Please duplicate the rows starting with the first one and going on through the line with "do-not-display-label: Do Not", both included.

Material provided:

↓↓↓

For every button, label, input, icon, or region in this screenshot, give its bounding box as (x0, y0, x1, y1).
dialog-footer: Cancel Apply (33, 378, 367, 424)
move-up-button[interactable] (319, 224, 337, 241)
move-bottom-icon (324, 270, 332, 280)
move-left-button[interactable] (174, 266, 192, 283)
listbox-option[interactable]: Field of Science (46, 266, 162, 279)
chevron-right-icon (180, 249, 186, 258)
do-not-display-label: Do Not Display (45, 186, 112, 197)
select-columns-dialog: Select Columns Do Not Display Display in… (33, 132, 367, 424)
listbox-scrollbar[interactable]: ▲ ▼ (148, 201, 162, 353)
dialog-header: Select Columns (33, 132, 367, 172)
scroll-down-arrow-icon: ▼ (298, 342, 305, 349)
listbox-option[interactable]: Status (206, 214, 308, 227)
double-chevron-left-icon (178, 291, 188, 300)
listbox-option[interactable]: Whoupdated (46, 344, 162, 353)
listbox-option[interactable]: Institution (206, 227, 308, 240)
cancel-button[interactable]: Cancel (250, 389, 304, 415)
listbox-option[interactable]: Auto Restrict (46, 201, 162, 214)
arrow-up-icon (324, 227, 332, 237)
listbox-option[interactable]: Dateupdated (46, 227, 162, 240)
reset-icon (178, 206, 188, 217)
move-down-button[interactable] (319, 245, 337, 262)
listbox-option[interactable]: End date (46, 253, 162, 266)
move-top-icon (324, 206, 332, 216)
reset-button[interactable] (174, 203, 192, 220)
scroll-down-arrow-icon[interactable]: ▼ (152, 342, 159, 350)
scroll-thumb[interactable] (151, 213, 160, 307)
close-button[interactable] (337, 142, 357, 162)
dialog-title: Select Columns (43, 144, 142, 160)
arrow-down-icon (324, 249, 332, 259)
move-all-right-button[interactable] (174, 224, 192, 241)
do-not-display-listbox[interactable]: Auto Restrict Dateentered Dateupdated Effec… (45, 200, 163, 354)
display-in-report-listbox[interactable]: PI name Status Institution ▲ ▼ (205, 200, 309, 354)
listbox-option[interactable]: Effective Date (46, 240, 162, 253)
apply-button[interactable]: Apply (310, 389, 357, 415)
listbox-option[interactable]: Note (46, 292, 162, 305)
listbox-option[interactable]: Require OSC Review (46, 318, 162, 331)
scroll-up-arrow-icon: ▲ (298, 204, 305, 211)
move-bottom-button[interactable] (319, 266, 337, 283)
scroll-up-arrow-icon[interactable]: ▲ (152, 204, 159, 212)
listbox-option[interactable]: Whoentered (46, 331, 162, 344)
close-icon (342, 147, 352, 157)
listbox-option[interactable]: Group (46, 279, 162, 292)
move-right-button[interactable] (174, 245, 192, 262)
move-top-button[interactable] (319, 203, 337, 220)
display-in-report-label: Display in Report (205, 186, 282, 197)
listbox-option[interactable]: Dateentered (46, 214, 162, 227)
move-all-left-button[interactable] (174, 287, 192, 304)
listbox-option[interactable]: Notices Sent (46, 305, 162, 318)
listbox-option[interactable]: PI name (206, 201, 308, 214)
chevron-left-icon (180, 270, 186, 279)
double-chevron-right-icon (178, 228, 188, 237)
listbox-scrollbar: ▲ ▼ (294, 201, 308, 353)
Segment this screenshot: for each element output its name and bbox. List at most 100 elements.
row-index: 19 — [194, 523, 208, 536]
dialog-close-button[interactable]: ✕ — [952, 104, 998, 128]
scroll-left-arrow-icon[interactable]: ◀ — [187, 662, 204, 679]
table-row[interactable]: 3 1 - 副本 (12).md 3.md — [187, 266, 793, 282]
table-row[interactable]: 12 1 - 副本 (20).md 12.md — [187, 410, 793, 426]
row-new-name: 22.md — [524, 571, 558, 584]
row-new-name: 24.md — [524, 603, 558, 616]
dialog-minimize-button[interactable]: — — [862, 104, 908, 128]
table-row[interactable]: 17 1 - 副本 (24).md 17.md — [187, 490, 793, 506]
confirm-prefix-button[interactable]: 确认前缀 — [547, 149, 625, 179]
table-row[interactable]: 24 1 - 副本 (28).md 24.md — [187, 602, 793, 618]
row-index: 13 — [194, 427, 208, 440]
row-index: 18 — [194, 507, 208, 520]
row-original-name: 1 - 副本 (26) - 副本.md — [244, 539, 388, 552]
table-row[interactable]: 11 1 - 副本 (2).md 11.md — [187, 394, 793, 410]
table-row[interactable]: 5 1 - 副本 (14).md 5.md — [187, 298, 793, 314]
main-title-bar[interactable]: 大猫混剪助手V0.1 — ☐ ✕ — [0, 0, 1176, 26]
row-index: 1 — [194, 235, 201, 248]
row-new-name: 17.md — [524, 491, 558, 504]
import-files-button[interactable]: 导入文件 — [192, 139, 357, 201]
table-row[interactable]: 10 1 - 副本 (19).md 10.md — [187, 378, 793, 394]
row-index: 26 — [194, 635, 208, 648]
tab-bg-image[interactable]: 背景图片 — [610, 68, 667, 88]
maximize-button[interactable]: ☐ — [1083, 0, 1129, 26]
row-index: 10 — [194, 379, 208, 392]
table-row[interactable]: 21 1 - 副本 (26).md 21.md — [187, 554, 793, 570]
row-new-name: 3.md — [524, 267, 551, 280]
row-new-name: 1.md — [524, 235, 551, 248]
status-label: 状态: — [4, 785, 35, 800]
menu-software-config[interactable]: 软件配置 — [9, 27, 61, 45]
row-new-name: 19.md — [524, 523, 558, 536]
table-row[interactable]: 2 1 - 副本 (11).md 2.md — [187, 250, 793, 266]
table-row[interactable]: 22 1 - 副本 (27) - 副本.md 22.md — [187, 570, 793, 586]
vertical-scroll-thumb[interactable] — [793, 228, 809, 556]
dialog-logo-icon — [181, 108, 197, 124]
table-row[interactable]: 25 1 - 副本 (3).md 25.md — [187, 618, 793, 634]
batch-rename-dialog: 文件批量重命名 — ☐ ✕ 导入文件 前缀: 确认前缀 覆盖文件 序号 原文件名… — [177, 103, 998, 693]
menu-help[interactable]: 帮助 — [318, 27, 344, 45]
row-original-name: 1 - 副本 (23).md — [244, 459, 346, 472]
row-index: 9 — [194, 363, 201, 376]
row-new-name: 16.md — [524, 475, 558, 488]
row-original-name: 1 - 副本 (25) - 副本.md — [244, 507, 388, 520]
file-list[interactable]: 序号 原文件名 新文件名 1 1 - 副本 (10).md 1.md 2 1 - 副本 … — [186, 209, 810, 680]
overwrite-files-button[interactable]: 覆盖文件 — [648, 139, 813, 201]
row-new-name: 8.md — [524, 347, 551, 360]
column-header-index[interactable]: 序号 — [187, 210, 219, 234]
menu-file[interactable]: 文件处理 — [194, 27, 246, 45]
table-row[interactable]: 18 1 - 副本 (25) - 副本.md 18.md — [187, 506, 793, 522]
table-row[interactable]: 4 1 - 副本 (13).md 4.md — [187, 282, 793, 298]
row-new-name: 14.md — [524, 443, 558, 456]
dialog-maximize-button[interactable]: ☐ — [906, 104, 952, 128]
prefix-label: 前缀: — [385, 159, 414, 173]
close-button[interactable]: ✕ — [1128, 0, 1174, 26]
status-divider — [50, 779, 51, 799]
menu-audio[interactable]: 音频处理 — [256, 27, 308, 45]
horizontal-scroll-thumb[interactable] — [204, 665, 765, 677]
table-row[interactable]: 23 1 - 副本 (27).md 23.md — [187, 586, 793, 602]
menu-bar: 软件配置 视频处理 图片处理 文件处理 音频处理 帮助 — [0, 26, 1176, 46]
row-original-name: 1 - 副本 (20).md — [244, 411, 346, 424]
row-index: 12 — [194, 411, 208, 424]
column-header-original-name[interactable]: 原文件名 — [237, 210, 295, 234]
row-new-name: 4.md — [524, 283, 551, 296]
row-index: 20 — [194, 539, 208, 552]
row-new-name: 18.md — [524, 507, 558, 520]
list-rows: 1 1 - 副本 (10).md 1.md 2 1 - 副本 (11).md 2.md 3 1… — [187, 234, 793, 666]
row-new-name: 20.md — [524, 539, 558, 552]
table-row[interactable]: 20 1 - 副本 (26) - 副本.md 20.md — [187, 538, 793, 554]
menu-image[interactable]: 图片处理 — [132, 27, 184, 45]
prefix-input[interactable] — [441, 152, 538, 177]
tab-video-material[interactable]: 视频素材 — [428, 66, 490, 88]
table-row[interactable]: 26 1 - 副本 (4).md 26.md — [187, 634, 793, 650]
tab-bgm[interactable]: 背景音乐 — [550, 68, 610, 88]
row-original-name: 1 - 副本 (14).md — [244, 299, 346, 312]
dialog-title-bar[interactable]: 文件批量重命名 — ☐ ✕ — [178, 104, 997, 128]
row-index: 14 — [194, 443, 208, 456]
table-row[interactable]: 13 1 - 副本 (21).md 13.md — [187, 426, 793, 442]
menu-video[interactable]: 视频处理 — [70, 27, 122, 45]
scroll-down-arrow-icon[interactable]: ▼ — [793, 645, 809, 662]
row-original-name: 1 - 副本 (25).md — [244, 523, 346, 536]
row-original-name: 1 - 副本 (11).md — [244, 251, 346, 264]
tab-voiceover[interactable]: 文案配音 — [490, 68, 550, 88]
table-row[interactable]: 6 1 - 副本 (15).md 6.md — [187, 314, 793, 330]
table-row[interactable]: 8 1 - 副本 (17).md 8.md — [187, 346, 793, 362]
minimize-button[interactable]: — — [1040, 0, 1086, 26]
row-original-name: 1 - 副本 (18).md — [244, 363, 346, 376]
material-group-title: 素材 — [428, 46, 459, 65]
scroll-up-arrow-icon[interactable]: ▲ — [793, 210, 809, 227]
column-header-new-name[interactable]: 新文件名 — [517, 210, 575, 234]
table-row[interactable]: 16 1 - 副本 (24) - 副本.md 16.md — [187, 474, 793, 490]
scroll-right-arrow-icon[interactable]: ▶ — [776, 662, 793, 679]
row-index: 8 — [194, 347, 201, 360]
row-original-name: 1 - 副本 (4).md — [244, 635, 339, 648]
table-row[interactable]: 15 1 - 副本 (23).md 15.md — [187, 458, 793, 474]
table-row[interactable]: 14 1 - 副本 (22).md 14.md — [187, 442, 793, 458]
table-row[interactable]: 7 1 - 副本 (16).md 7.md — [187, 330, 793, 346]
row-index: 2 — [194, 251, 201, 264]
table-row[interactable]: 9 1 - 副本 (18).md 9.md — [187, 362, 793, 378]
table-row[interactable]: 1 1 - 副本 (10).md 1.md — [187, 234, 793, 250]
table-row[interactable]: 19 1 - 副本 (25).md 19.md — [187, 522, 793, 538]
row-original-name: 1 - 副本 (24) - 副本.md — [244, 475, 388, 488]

↑↑↑

Solution to the exercise:
For every button, label, input, icon, or region in this screenshot, give its bounding box as (x0, y0, x1, y1).
dialog-footer: Cancel Apply (33, 378, 367, 424)
move-up-button[interactable] (319, 224, 337, 241)
move-bottom-icon (324, 270, 332, 280)
move-left-button[interactable] (174, 266, 192, 283)
listbox-option[interactable]: Field of Science (46, 266, 162, 279)
chevron-right-icon (180, 249, 186, 258)
do-not-display-label: Do Not Display (45, 186, 112, 197)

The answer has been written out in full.